Data excerpts:
────────
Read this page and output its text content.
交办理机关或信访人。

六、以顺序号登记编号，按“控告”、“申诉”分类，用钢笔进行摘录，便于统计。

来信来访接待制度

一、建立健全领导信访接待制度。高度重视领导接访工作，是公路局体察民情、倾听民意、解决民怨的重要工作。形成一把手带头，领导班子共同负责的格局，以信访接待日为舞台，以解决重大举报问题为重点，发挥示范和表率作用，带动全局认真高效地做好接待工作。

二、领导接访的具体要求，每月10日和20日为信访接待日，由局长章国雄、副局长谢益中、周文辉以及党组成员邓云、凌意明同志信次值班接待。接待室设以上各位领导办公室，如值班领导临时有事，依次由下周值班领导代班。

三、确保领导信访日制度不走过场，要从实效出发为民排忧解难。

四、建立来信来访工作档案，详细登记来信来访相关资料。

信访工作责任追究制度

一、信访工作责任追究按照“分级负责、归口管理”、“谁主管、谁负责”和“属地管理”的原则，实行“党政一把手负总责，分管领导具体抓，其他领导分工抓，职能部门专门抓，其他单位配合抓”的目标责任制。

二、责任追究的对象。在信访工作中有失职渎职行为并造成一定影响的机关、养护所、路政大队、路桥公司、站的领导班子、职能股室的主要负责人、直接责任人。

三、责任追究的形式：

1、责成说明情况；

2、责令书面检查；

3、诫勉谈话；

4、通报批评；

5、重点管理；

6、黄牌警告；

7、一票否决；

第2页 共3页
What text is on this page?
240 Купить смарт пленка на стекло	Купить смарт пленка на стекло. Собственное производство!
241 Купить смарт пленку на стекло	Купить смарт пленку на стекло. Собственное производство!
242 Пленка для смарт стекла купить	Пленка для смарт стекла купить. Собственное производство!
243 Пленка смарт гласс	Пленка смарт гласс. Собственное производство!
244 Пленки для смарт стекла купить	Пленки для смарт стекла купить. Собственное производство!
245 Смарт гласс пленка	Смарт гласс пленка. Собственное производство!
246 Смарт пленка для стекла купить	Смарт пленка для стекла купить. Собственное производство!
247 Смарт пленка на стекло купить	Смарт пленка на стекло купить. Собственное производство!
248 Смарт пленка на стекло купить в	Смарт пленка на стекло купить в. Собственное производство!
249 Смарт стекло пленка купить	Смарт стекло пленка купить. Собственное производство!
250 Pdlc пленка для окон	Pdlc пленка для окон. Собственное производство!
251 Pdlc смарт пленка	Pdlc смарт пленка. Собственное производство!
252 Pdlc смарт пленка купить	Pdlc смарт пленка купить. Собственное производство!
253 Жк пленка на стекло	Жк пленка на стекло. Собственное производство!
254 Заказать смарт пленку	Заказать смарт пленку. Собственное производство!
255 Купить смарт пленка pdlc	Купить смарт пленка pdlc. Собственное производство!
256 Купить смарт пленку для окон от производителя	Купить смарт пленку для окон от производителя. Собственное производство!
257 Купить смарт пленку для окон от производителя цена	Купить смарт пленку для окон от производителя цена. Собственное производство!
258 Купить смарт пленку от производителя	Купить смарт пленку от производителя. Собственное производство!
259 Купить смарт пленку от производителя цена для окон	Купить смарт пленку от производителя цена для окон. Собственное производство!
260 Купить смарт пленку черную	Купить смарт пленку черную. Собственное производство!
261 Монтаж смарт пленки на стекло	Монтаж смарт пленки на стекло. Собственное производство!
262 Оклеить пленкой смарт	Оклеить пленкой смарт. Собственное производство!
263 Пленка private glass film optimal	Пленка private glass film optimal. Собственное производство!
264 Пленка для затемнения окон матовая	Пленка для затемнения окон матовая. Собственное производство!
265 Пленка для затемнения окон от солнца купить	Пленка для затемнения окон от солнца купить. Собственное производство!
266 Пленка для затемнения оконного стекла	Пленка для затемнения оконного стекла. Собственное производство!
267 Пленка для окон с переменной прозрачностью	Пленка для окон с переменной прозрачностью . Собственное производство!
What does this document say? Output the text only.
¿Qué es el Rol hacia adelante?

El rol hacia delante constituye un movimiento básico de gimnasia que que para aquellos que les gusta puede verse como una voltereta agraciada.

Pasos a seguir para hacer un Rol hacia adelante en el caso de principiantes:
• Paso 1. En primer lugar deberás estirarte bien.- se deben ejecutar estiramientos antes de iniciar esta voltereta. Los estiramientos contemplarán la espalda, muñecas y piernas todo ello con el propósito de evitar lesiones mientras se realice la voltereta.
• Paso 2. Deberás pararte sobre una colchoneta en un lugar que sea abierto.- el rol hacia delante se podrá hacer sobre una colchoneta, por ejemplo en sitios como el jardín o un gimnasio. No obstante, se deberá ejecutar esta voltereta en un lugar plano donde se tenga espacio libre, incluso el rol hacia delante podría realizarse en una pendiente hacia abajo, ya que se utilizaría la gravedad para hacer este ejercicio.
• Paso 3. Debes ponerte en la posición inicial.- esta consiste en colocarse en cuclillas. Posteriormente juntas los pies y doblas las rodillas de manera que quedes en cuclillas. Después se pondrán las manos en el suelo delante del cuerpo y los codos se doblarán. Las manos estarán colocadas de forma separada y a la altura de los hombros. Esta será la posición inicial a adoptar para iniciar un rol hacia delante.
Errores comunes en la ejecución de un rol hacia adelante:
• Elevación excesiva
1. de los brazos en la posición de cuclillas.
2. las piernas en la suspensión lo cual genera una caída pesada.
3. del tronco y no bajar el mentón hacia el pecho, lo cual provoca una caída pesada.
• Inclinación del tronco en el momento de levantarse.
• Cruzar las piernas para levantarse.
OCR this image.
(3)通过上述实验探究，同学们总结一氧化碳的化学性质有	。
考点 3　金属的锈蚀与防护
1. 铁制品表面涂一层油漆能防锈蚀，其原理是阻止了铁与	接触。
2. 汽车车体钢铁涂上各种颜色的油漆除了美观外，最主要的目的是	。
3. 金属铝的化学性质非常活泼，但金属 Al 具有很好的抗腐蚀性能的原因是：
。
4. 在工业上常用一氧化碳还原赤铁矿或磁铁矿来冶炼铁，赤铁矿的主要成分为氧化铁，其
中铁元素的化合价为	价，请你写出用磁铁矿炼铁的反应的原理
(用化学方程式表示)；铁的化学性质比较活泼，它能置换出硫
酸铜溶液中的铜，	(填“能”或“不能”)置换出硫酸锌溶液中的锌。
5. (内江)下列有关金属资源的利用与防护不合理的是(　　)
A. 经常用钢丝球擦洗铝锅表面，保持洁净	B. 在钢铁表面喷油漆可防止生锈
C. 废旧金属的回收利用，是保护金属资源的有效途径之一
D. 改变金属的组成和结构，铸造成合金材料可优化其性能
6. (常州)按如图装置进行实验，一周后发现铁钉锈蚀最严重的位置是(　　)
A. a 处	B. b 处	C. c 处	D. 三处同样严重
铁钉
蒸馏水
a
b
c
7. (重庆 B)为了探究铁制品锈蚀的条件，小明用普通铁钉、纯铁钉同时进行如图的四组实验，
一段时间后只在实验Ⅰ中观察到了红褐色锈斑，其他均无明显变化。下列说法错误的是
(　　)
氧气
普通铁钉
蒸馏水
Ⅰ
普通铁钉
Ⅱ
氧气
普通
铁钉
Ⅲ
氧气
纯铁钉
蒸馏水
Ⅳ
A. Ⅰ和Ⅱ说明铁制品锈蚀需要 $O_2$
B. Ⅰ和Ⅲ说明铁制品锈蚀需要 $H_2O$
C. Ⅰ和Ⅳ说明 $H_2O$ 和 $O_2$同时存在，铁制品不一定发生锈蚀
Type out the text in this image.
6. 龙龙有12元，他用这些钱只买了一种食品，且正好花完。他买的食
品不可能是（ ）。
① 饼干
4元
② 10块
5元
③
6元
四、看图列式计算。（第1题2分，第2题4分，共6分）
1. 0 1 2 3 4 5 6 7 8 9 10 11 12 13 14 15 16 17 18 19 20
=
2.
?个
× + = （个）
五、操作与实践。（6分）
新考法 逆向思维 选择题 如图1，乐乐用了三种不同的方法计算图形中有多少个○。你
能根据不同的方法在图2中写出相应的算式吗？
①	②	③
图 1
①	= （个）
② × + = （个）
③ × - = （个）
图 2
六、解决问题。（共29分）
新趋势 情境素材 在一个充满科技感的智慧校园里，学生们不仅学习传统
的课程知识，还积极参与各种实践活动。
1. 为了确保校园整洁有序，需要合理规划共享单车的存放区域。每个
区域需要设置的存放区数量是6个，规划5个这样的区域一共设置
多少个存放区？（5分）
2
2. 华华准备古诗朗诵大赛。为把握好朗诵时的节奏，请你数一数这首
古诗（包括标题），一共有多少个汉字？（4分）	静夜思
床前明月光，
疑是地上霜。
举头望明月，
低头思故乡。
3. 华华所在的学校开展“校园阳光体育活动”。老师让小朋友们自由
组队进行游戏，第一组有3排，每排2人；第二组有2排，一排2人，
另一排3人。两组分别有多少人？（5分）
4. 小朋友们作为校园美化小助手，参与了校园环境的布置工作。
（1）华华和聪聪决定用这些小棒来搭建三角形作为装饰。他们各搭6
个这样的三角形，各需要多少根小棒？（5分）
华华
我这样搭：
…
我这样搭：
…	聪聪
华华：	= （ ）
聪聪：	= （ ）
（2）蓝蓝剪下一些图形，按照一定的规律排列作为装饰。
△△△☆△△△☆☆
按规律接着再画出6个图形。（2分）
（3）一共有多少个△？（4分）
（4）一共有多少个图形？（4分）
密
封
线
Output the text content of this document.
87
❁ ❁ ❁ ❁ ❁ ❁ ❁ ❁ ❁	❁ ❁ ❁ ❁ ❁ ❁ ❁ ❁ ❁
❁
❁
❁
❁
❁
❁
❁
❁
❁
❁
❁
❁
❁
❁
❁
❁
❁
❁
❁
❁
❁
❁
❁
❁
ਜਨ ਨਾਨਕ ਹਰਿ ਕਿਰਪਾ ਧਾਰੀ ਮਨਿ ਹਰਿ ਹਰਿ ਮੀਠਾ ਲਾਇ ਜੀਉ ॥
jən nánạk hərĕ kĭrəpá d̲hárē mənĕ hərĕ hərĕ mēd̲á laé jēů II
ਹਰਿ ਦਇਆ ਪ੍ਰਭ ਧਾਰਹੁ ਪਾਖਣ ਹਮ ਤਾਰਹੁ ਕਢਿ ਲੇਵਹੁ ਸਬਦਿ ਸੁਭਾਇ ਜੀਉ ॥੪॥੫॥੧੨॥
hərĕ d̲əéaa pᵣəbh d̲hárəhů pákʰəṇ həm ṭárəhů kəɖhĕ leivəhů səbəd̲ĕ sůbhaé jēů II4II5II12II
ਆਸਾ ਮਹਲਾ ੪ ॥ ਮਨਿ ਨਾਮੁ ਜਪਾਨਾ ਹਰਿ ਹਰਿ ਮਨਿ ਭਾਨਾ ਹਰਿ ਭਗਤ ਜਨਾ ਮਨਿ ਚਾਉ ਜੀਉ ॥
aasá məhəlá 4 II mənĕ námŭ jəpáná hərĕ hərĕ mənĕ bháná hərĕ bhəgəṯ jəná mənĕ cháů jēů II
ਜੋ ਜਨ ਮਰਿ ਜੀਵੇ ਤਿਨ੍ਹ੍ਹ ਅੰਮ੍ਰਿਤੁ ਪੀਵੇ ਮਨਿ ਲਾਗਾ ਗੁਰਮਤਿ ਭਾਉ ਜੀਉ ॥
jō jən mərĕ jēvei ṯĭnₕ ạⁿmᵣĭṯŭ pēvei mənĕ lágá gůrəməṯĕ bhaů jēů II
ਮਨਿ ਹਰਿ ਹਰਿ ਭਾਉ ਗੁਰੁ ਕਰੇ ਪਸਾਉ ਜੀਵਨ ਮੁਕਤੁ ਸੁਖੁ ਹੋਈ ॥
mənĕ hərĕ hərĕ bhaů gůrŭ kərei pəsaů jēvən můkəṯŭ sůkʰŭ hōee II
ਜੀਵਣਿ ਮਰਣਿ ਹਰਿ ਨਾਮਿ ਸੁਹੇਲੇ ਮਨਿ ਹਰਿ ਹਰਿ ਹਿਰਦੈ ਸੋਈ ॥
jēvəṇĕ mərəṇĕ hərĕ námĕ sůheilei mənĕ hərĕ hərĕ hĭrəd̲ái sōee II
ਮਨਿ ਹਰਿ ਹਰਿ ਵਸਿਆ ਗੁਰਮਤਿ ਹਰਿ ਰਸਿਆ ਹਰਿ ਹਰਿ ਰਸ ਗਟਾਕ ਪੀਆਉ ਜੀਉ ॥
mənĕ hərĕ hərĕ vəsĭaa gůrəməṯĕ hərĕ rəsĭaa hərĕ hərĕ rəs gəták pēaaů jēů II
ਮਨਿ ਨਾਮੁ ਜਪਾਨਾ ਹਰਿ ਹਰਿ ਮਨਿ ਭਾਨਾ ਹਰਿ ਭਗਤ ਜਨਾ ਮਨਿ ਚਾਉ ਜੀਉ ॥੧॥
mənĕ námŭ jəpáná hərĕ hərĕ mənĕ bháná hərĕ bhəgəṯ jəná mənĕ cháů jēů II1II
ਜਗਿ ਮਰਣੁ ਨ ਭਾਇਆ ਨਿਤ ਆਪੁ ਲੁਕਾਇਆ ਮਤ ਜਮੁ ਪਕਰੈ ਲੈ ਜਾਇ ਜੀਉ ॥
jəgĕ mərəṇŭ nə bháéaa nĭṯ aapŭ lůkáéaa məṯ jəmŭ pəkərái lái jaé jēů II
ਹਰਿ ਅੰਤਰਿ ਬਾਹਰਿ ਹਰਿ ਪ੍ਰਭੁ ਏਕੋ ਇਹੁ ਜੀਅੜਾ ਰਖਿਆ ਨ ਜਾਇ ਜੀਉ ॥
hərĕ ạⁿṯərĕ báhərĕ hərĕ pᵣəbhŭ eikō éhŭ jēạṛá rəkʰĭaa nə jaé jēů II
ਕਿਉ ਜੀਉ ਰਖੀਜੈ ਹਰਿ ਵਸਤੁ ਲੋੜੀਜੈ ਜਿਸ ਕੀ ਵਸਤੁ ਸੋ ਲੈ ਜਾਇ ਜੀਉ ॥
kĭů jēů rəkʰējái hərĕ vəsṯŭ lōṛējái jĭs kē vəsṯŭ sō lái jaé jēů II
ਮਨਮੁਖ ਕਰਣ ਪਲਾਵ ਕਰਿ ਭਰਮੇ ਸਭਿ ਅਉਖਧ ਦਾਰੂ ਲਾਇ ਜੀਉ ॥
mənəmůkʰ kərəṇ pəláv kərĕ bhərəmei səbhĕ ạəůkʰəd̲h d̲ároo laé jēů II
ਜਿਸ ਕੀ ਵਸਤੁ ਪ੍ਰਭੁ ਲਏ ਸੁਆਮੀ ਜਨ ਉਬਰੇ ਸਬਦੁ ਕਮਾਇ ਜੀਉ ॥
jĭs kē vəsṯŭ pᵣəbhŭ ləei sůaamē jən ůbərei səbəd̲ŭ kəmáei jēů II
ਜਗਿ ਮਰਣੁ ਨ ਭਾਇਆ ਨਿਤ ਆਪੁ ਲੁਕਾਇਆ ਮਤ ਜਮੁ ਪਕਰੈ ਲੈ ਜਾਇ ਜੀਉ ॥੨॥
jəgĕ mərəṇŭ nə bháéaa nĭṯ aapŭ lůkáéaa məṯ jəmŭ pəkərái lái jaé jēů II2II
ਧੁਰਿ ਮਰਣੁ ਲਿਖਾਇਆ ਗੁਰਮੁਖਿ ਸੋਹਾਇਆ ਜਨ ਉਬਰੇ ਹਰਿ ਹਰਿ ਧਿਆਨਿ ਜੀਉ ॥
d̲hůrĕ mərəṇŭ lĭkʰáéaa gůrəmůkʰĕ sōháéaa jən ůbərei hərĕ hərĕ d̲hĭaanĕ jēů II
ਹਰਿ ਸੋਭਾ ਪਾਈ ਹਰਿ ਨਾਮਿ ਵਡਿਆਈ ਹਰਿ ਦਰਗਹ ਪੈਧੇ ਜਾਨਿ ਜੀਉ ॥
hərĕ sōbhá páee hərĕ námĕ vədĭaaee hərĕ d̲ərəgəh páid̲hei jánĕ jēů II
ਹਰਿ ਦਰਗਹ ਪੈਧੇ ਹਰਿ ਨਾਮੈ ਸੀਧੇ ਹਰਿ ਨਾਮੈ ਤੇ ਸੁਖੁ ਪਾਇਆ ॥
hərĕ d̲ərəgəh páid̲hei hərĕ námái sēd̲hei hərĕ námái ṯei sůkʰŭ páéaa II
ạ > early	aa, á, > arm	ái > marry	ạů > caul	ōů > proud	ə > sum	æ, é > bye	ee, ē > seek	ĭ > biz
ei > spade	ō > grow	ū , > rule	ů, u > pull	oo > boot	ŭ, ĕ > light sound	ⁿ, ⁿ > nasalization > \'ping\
────────
Instructions to follow
Lines that hold "document" are the ones to copy; find all of them.

Solution to this task
What does this document say? Output the text only.
Output the text content of this document.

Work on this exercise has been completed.